● WHAT THE TASK REQUIRES: Please reproduce every record, keeping each one exactly as written.

* begin *

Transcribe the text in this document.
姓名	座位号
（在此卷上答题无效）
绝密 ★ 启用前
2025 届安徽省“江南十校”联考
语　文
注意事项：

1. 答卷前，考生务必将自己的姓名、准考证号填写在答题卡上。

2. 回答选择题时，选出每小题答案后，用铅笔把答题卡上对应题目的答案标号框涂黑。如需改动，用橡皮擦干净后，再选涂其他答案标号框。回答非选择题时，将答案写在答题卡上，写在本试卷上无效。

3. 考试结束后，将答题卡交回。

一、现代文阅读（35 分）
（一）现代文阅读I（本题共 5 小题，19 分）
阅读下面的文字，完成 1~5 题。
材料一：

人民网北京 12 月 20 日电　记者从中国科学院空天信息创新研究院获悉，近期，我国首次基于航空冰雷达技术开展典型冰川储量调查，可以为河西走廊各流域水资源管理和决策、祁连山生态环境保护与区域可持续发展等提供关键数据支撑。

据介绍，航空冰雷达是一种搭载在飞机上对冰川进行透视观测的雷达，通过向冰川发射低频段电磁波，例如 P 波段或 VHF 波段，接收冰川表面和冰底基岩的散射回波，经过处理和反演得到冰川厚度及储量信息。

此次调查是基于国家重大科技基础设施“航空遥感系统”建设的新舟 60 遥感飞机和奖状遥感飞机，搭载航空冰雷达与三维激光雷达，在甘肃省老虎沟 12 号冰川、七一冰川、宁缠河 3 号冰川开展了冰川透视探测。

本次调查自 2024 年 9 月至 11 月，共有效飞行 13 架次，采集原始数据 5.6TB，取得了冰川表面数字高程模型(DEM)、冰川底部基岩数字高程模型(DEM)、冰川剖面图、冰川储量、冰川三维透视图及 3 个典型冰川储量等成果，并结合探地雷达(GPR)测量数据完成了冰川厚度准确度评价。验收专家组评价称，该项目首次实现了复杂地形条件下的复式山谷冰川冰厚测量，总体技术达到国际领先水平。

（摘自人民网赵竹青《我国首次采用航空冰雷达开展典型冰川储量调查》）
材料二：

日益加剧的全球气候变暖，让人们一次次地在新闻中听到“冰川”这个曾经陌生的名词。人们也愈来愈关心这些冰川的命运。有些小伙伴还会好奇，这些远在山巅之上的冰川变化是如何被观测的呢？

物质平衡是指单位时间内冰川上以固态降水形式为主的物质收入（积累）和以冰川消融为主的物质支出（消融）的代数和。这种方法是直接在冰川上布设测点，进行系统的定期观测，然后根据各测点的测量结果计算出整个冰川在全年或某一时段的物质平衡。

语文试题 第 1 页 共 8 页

* end *

● THE REPLY:
Transcribe the text in this document.
姓名	座位号
（在此卷上答题无效）
绝密 ★ 启用前
2025 届安徽省“江南十校”联考
语　文
注意事项：

1. 答卷前，考生务必将自己的姓名、准考证号填写在答题卡上。

2. 回答选择题时，选出每小题答案后，用铅笔把答题卡上对应题目的答案标号框涂黑。如需改动，用橡皮擦干净后，再选涂其他答案标号框。回答非选择题时，将答案写在答题卡上，写在本试卷上无效。

3. 考试结束后，将答题卡交回。

一、现代文阅读（35 分）
（一）现代文阅读I（本题共 5 小题，19 分）
阅读下面的文字，完成 1~5 题。
材料一：

人民网北京 12 月 20 日电　记者从中国科学院空天信息创新研究院获悉，近期，我国首次基于航空冰雷达技术开展典型冰川储量调查，可以为河西走廊各流域水资源管理和决策、祁连山生态环境保护与区域可持续发展等提供关键数据支撑。

据介绍，航空冰雷达是一种搭载在飞机上对冰川进行透视观测的雷达，通过向冰川发射低频段电磁波，例如 P 波段或 VHF 波段，接收冰川表面和冰底基岩的散射回波，经过处理和反演得到冰川厚度及储量信息。

此次调查是基于国家重大科技基础设施“航空遥感系统”建设的新舟 60 遥感飞机和奖状遥感飞机，搭载航空冰雷达与三维激光雷达，在甘肃省老虎沟 12 号冰川、七一冰川、宁缠河 3 号冰川开展了冰川透视探测。

本次调查自 2024 年 9 月至 11 月，共有效飞行 13 架次，采集原始数据 5.6TB，取得了冰川表面数字高程模型(DEM)、冰川底部基岩数字高程模型(DEM)、冰川剖面图、冰川储量、冰川三维透视图及 3 个典型冰川储量等成果，并结合探地雷达(GPR)测量数据完成了冰川厚度准确度评价。验收专家组评价称，该项目首次实现了复杂地形条件下的复式山谷冰川冰厚测量，总体技术达到国际领先水平。

（摘自人民网赵竹青《我国首次采用航空冰雷达开展典型冰川储量调查》）
材料二：

日益加剧的全球气候变暖，让人们一次次地在新闻中听到“冰川”这个曾经陌生的名词。人们也愈来愈关心这些冰川的命运。有些小伙伴还会好奇，这些远在山巅之上的冰川变化是如何被观测的呢？

物质平衡是指单位时间内冰川上以固态降水形式为主的物质收入（积累）和以冰川消融为主的物质支出（消融）的代数和。这种方法是直接在冰川上布设测点，进行系统的定期观测，然后根据各测点的测量结果计算出整个冰川在全年或某一时段的物质平衡。

语文试题 第 1 页 共 8 页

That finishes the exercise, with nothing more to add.